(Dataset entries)
=====
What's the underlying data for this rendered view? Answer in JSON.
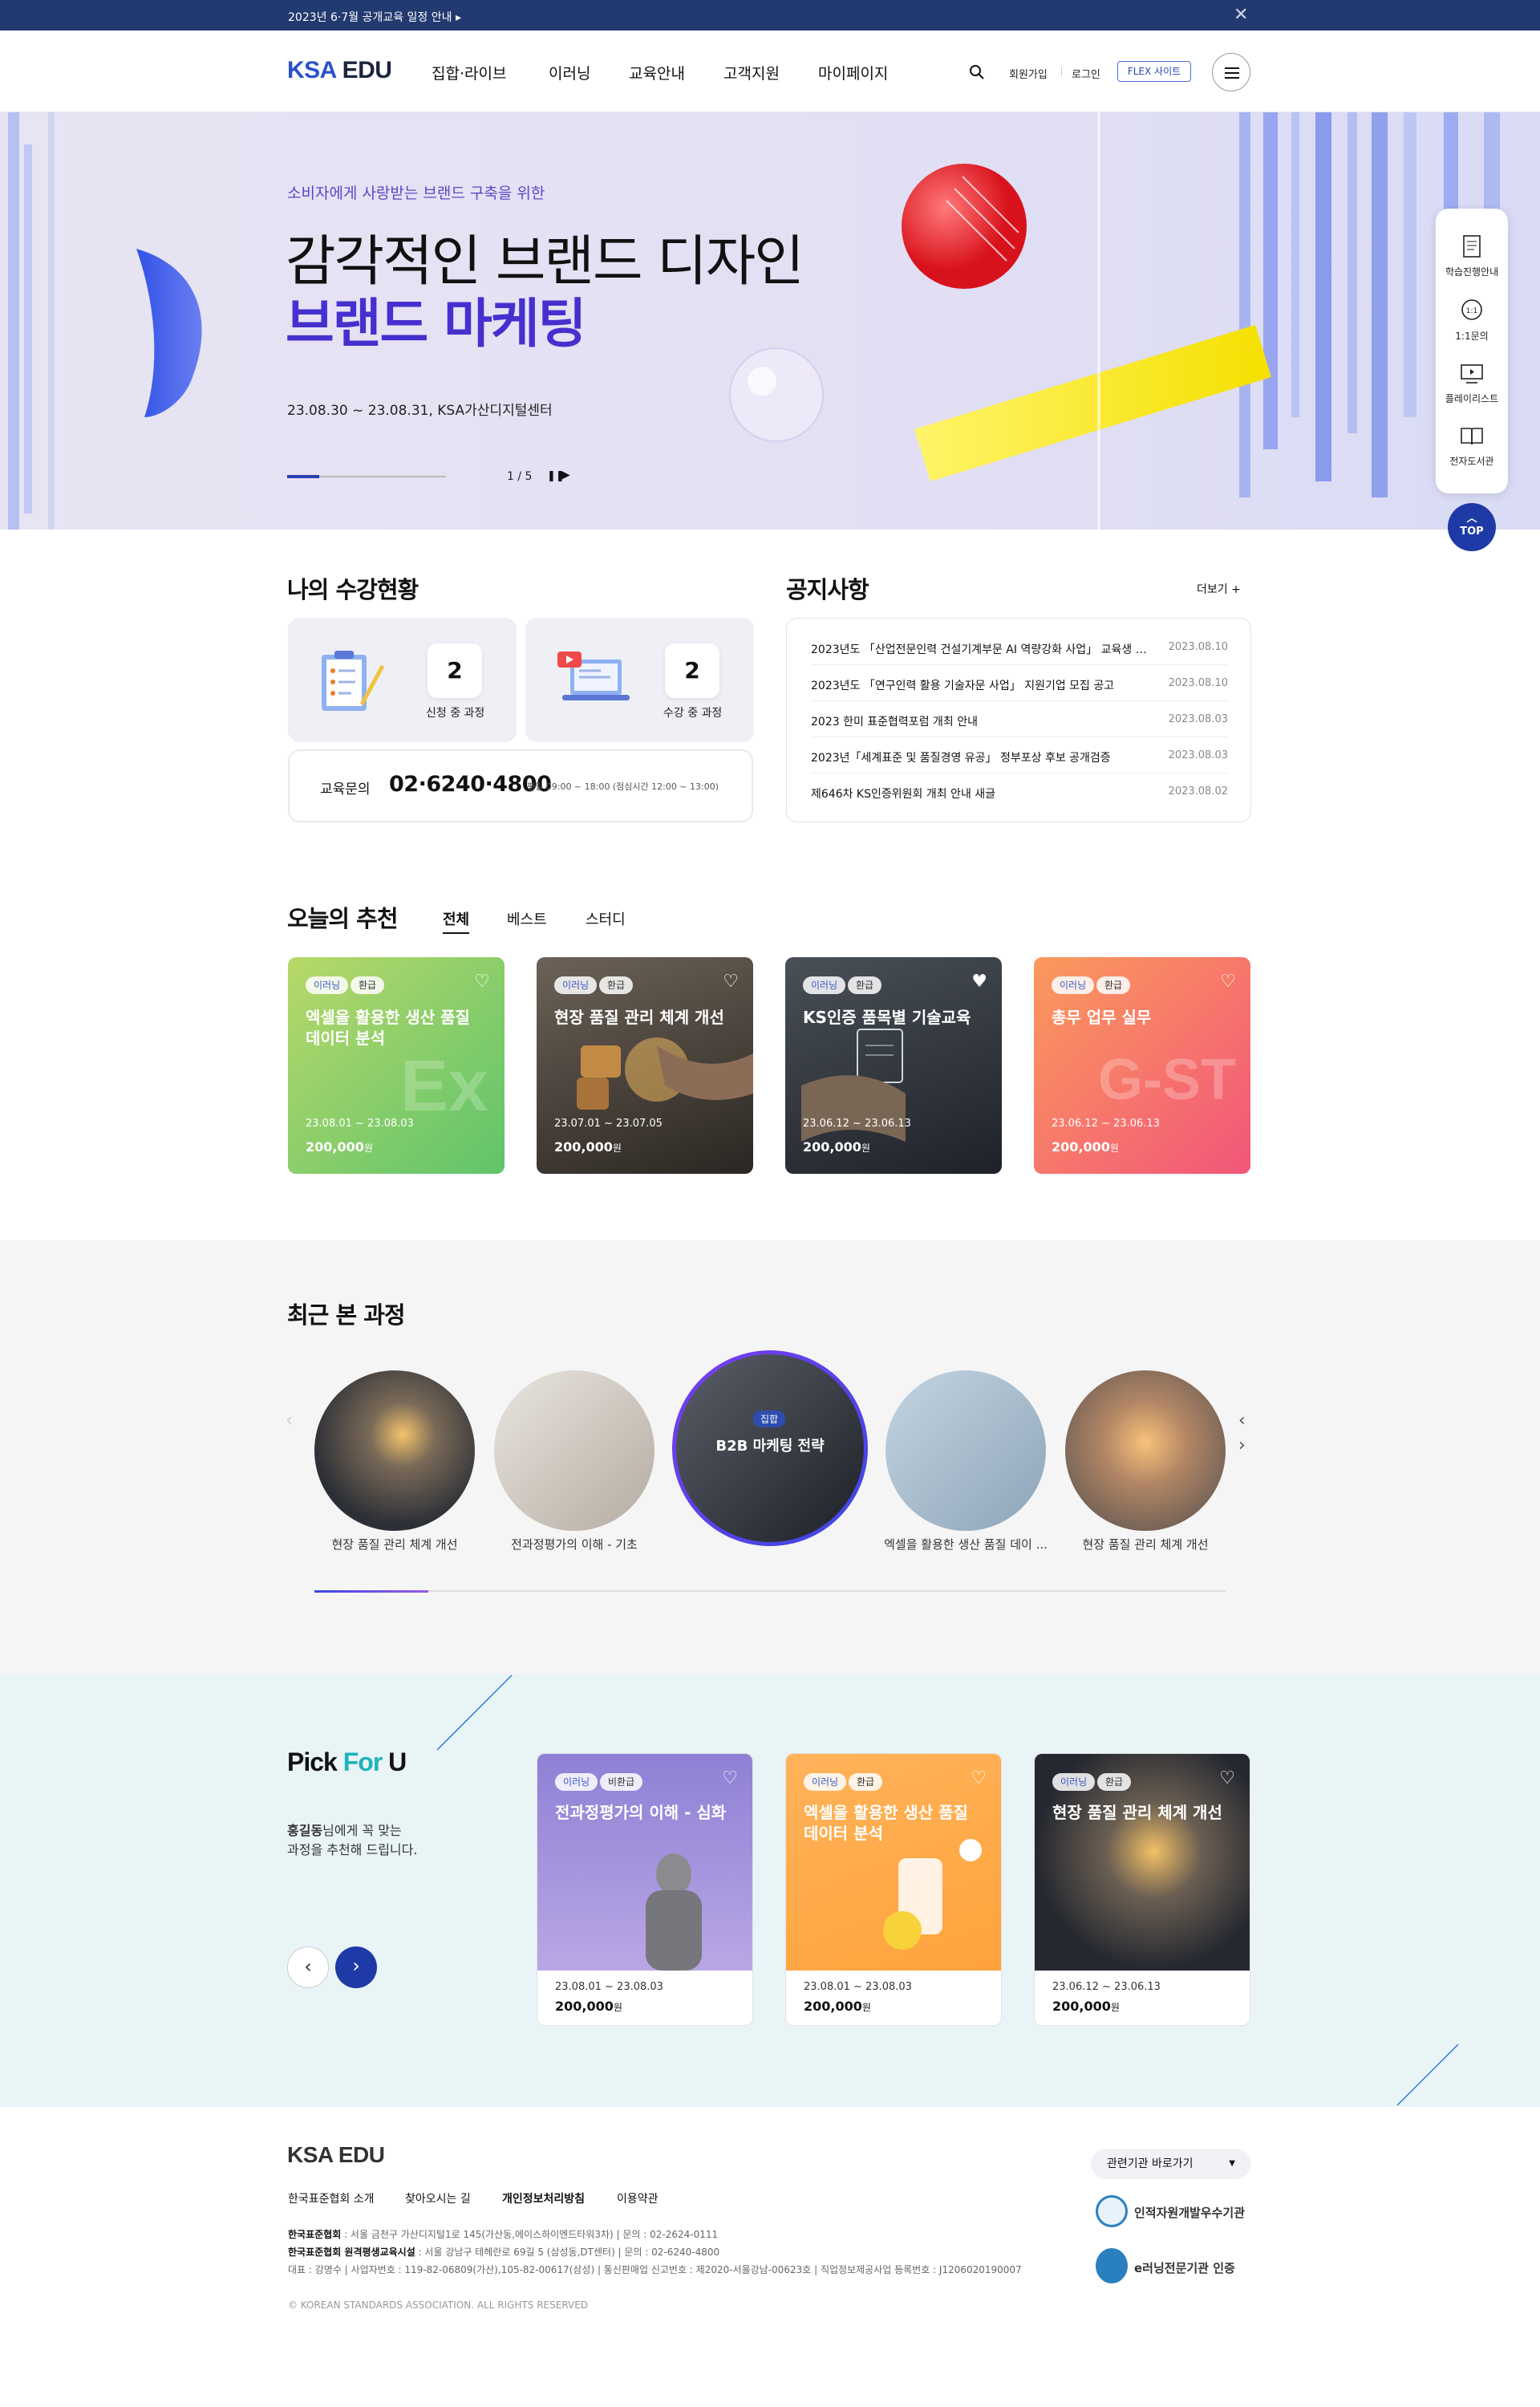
{
  "topbar": {
    "message": "2023년 6·7월 공개교육 일정 안내 ▸"
  },
  "header": {
    "logo_prefix": "KSA",
    "logo_suffix": " EDU",
    "nav": [
      "집합·라이브",
      "이러닝",
      "교육안내",
      "고객지원",
      "마이페이지"
    ],
    "join": "회원가입",
    "login": "로그인",
    "flex": "FLEX 사이트"
  },
  "hero": {
    "subtitle": "소비자에게 사랑받는 브랜드 구축을 위한",
    "title1": "감각적인 브랜드 디자인",
    "title2": "브랜드 마케팅",
    "date": "23.08.30 ~ 23.08.31, KSA가산디지털센터",
    "page": "1 / 5",
    "progress": 0.2
  },
  "quick": {
    "items": [
      "학습진행안내",
      "1:1문의",
      "플레이리스트",
      "전자도서관"
    ],
    "top": "TOP"
  },
  "my": {
    "title": "나의 수강현황",
    "apply_count": "2",
    "apply_label": "신청 중 과정",
    "study_count": "2",
    "study_label": "수강 중 과정",
    "inquiry_label": "교육문의",
    "phone": "02·6240·4800",
    "hours": "평일 09:00 ~ 18:00 (점심시간 12:00 ~ 13:00)"
  },
  "notice": {
    "title": "공지사항",
    "more": "더보기 +",
    "items": [
      {
        "title": "2023년도 「산업전문인력 건설기계부문 AI 역량강화 사업」 교육생 모집 ...",
        "date": "2023.08.10"
      },
      {
        "title": "2023년도 「연구인력 활용 기술자문 사업」 지원기업 모집 공고",
        "date": "2023.08.10"
      },
      {
        "title": "2023 한미 표준협력포럼 개최 안내",
        "date": "2023.08.03"
      },
      {
        "title": "2023년「세계표준 및 품질경영 유공」 정부포상 후보 공개검증",
        "date": "2023.08.03"
      },
      {
        "title": "제646차 KS인증위원회 개최 안내 새글",
        "date": "2023.08.02"
      }
    ]
  },
  "recommend": {
    "title": "오늘의 추천",
    "tabs": [
      "전체",
      "베스트",
      "스터디"
    ],
    "cards": [
      {
        "badge1": "이러닝",
        "badge2": "환급",
        "title": "엑셀을 활용한 생산 품질 데이터 분석",
        "date": "23.08.01 ~ 23.08.03",
        "price": "200,000",
        "unit": "원",
        "bgtext": "Ex"
      },
      {
        "badge1": "이러닝",
        "badge2": "환급",
        "title": "현장 품질 관리 체계 개선",
        "date": "23.07.01 ~ 23.07.05",
        "price": "200,000",
        "unit": "원",
        "bgtext": ""
      },
      {
        "badge1": "이러닝",
        "badge2": "환급",
        "title": "KS인증 품목별 기술교육",
        "date": "23.06.12 ~ 23.06.13",
        "price": "200,000",
        "unit": "원",
        "bgtext": ""
      },
      {
        "badge1": "이러닝",
        "badge2": "환급",
        "title": "총무 업무 실무",
        "date": "23.06.12 ~ 23.06.13",
        "price": "200,000",
        "unit": "원",
        "bgtext": "G-ST"
      }
    ]
  },
  "recent": {
    "title": "최근 본 과정",
    "items": [
      "현장 품질 관리 체계 개선",
      "전과정평가의 이해 - 기초",
      "B2B 마케팅 전략",
      "엑셀을 활용한 생산 품질 데이 ...",
      "현장 품질 관리 체계 개선"
    ],
    "center_badge": "집합"
  },
  "pick": {
    "title_a": "Pick ",
    "title_b": "For",
    "title_c": " U",
    "user": "홍길동",
    "desc1": "님에게 꼭 맞는",
    "desc2": "과정을 추천해 드립니다.",
    "cards": [
      {
        "badge1": "이러닝",
        "badge2": "비환급",
        "title": "전과정평가의 이해 - 심화",
        "date": "23.08.01 ~ 23.08.03",
        "price": "200,000",
        "unit": "원"
      },
      {
        "badge1": "이러닝",
        "badge2": "환급",
        "title": "엑셀을 활용한 생산 품질 데이터 분석",
        "date": "23.08.01 ~ 23.08.03",
        "price": "200,000",
        "unit": "원"
      },
      {
        "badge1": "이러닝",
        "badge2": "환급",
        "title": "현장 품질 관리 체계 개선",
        "date": "23.06.12 ~ 23.06.13",
        "price": "200,000",
        "unit": "원"
      }
    ]
  },
  "footer": {
    "links": [
      "한국표준협회 소개",
      "찾아오시는 길",
      "개인정보처리방침",
      "이용약관"
    ],
    "line1_name": "한국표준협회",
    "line1": " : 서울 금천구 가산디지털1로 145(가산동,에이스하이엔드타워3차)  |  문의 : 02-2624-0111",
    "line2_name": "한국표준협회 원격평생교육시설",
    "line2": " : 서울 강남구 테헤란로 69길 5 (삼성동,DT센터)  |  문의 : 02-6240-4800",
    "line3": "대표 : 강명수  |  사업자번호 : 119-82-06809(가산),105-82-00617(삼성)  |  통신판매업 신고번호 : 제2020-서울강남-00623호  |  직업정보제공사업 등록번호 : J1206020190007",
    "copyright": "© KOREAN STANDARDS ASSOCIATION. ALL RIGHTS RESERVED",
    "related": "관련기관 바로가기",
    "cert1": "인적자원개발우수기관",
    "cert2": "e러닝전문기관 인증"
  }
}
=====
▶ Short exercise:
Copy out the records above in full, exactly as written, but not the pictures.

▶ Exercise output:
What's the underlying data for this rendered view? Answer in JSON.
{
  "topbar": {
    "message": "2023년 6·7월 공개교육 일정 안내 ▸"
  },
  "header": {
    "logo_prefix": "KSA",
    "logo_suffix": " EDU",
    "nav": [
      "집합·라이브",
      "이러닝",
      "교육안내",
      "고객지원",
      "마이페이지"
    ],
    "join": "회원가입",
    "login": "로그인",
    "flex": "FLEX 사이트"
  },
  "hero": {
    "subtitle": "소비자에게 사랑받는 브랜드 구축을 위한",
    "title1": "감각적인 브랜드 디자인",
    "title2": "브랜드 마케팅",
    "date": "23.08.30 ~ 23.08.31, KSA가산디지털센터",
    "page": "1 / 5",
    "progress": 0.2
  },
  "quick": {
    "items": [
      "학습진행안내",
      "1:1문의",
      "플레이리스트",
      "전자도서관"
    ],
    "top": "TOP"
  },
  "my": {
    "title": "나의 수강현황",
    "apply_count": "2",
    "apply_label": "신청 중 과정",
    "study_count": "2",
    "study_label": "수강 중 과정",
    "inquiry_label": "교육문의",
    "phone": "02·6240·4800",
    "hours": "평일 09:00 ~ 18:00 (점심시간 12:00 ~ 13:00)"
  },
  "notice": {
    "title": "공지사항",
    "more": "더보기 +",
    "items": [
      {
        "title": "2023년도 「산업전문인력 건설기계부문 AI 역량강화 사업」 교육생 모집 ...",
        "date": "2023.08.10"
      },
      {
        "title": "2023년도 「연구인력 활용 기술자문 사업」 지원기업 모집 공고",
        "date": "2023.08.10"
      },
      {
        "title": "2023 한미 표준협력포럼 개최 안내",
        "date": "2023.08.03"
      },
      {
        "title": "2023년「세계표준 및 품질경영 유공」 정부포상 후보 공개검증",
        "date": "2023.08.03"
      },
      {
        "title": "제646차 KS인증위원회 개최 안내 새글",
        "date": "2023.08.02"
      }
    ]
  },
  "recommend": {
    "title": "오늘의 추천",
    "tabs": [
      "전체",
      "베스트",
      "스터디"
    ],
    "cards": [
      {
        "badge1": "이러닝",
        "badge2": "환급",
        "title": "엑셀을 활용한 생산 품질 데이터 분석",
        "date": "23.08.01 ~ 23.08.03",
        "price": "200,000",
        "unit": "원",
        "bgtext": "Ex"
      },
      {
        "badge1": "이러닝",
        "badge2": "환급",
        "title": "현장 품질 관리 체계 개선",
        "date": "23.07.01 ~ 23.07.05",
        "price": "200,000",
        "unit": "원",
        "bgtext": ""
      },
      {
        "badge1": "이러닝",
        "badge2": "환급",
        "title": "KS인증 품목별 기술교육",
        "date": "23.06.12 ~ 23.06.13",
        "price": "200,000",
        "unit": "원",
        "bgtext": ""
      },
      {
        "badge1": "이러닝",
        "badge2": "환급",
        "title": "총무 업무 실무",
        "date": "23.06.12 ~ 23.06.13",
        "price": "200,000",
        "unit": "원",
        "bgtext": "G-ST"
      }
    ]
  },
  "recent": {
    "title": "최근 본 과정",
    "items": [
      "현장 품질 관리 체계 개선",
      "전과정평가의 이해 - 기초",
      "B2B 마케팅 전략",
      "엑셀을 활용한 생산 품질 데이 ...",
      "현장 품질 관리 체계 개선"
    ],
    "center_badge": "집합"
  },
  "pick": {
    "title_a": "Pick ",
    "title_b": "For",
    "title_c": " U",
    "user": "홍길동",
    "desc1": "님에게 꼭 맞는",
    "desc2": "과정을 추천해 드립니다.",
    "cards": [
      {
        "badge1": "이러닝",
        "badge2": "비환급",
        "title": "전과정평가의 이해 - 심화",
        "date": "23.08.01 ~ 23.08.03",
        "price": "200,000",
        "unit": "원"
      },
      {
        "badge1": "이러닝",
        "badge2": "환급",
        "title": "엑셀을 활용한 생산 품질 데이터 분석",
        "date": "23.08.01 ~ 23.08.03",
        "price": "200,000",
        "unit": "원"
      },
      {
        "badge1": "이러닝",
        "badge2": "환급",
        "title": "현장 품질 관리 체계 개선",
        "date": "23.06.12 ~ 23.06.13",
        "price": "200,000",
        "unit": "원"
      }
    ]
  },
  "footer": {
    "links": [
      "한국표준협회 소개",
      "찾아오시는 길",
      "개인정보처리방침",
      "이용약관"
    ],
    "line1_name": "한국표준협회",
    "line1": " : 서울 금천구 가산디지털1로 145(가산동,에이스하이엔드타워3차)  |  문의 : 02-2624-0111",
    "line2_name": "한국표준협회 원격평생교육시설",
    "line2": " : 서울 강남구 테헤란로 69길 5 (삼성동,DT센터)  |  문의 : 02-6240-4800",
    "line3": "대표 : 강명수  |  사업자번호 : 119-82-06809(가산),105-82-00617(삼성)  |  통신판매업 신고번호 : 제2020-서울강남-00623호  |  직업정보제공사업 등록번호 : J1206020190007",
    "copyright": "© KOREAN STANDARDS ASSOCIATION. ALL RIGHTS RESERVED",
    "related": "관련기관 바로가기",
    "cert1": "인적자원개발우수기관",
    "cert2": "e러닝전문기관 인증"
  }
}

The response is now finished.